## INPUT DATA
* Begin *
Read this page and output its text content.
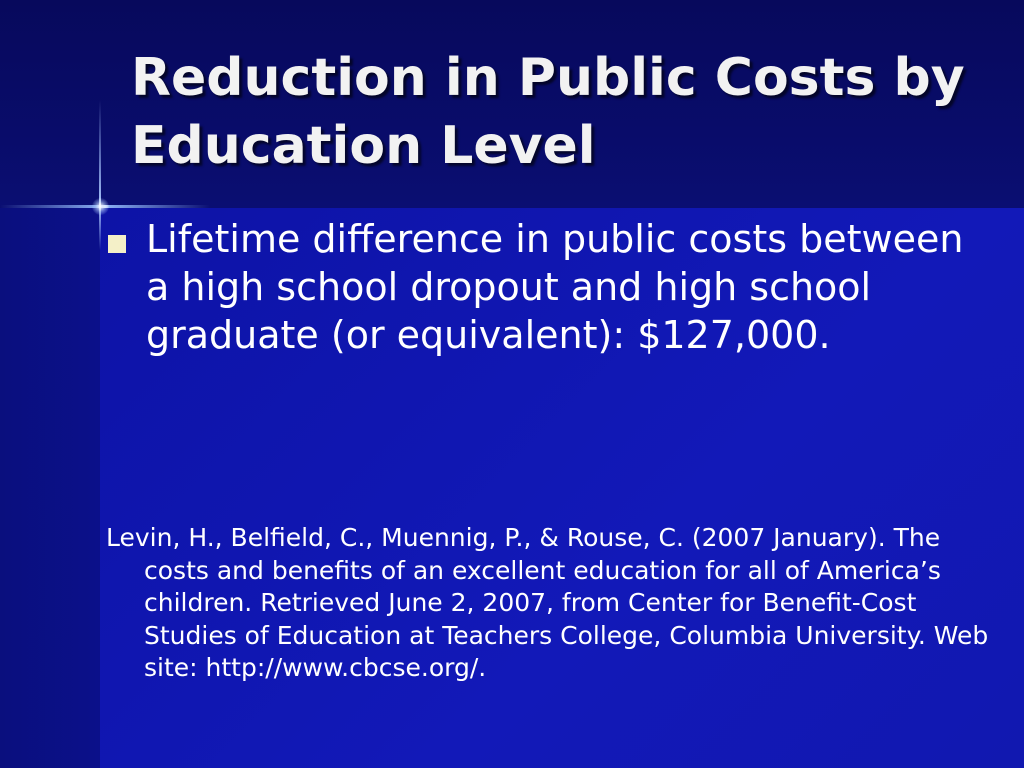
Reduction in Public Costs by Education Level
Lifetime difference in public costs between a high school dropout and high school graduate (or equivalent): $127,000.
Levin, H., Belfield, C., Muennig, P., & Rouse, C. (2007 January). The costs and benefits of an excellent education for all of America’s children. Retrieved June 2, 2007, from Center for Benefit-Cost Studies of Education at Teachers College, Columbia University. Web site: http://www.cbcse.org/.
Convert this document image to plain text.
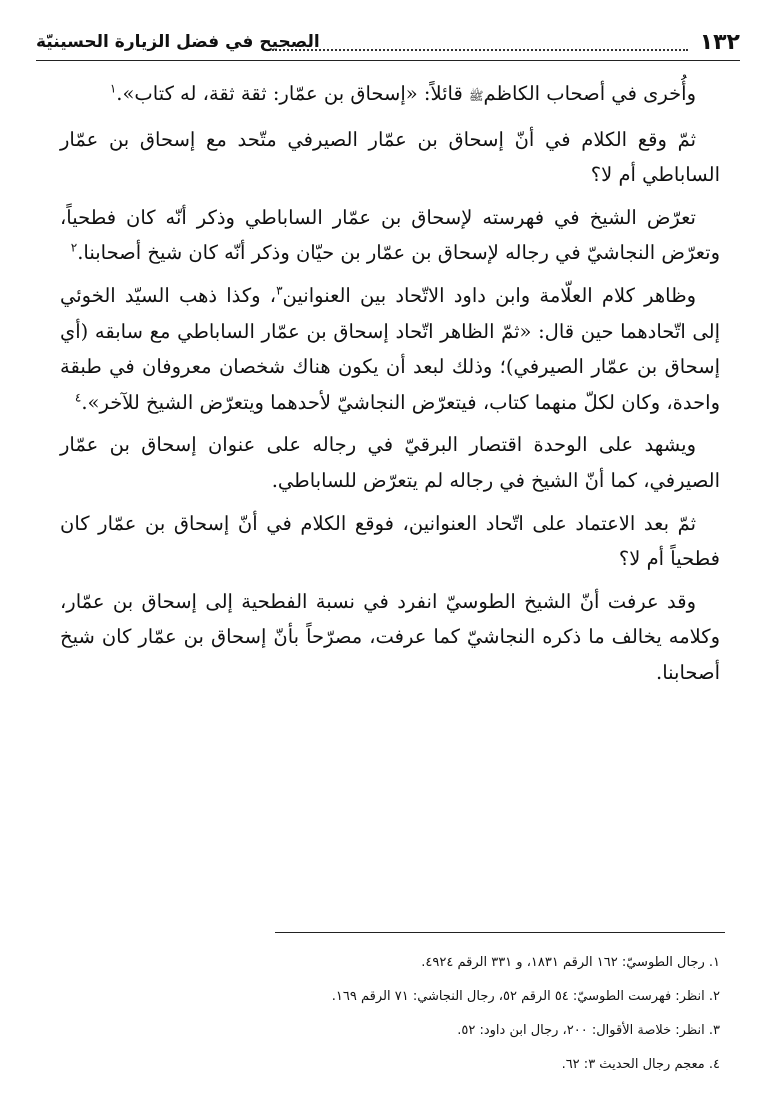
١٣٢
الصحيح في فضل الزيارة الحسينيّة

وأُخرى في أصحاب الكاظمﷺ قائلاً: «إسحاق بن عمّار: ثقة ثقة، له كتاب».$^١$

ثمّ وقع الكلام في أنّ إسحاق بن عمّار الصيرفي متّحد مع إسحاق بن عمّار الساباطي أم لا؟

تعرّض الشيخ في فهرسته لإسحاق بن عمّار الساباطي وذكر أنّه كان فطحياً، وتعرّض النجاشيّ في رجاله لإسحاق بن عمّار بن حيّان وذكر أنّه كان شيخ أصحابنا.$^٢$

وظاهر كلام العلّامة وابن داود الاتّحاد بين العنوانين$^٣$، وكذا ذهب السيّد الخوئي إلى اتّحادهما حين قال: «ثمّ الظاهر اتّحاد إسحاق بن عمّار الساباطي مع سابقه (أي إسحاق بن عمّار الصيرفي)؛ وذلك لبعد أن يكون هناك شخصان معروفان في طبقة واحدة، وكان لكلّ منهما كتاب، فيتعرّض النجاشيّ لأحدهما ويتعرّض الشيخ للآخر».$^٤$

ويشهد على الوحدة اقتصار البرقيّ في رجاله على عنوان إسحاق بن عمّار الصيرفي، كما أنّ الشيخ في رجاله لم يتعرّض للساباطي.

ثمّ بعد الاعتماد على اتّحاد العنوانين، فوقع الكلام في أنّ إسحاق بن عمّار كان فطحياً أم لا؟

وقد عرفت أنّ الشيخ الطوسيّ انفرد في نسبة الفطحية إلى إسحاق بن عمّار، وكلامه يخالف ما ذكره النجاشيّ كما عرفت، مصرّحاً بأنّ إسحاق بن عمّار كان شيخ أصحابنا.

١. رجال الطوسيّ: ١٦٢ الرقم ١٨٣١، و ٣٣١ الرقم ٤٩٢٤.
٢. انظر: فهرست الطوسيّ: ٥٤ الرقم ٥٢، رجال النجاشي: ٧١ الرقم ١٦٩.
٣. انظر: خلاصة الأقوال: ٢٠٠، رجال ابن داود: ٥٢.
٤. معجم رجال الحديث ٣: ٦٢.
* End *
## TASK TO COMPLETE
Copy all lines from the listing that contain "العنوانين".

## SOLUTION FOR THIS PROBLEM
وظاهر كلام العلّامة وابن داود الاتّحاد بين العنوانين$^٣$، وكذا ذهب السيّد الخوئي إلى اتّحادهما حين قال: «ثمّ الظاهر اتّحاد إسحاق بن عمّار الساباطي مع سابقه (أي إسحاق بن عمّار الصيرفي)؛ وذلك لبعد أن يكون هناك شخصان معروفان في طبقة واحدة، وكان لكلّ منهما كتاب، فيتعرّض النجاشيّ لأحدهما ويتعرّض الشيخ للآخر».$^٤$
ثمّ بعد الاعتماد على اتّحاد العنوانين، فوقع الكلام في أنّ إسحاق بن عمّار كان فطحياً أم لا؟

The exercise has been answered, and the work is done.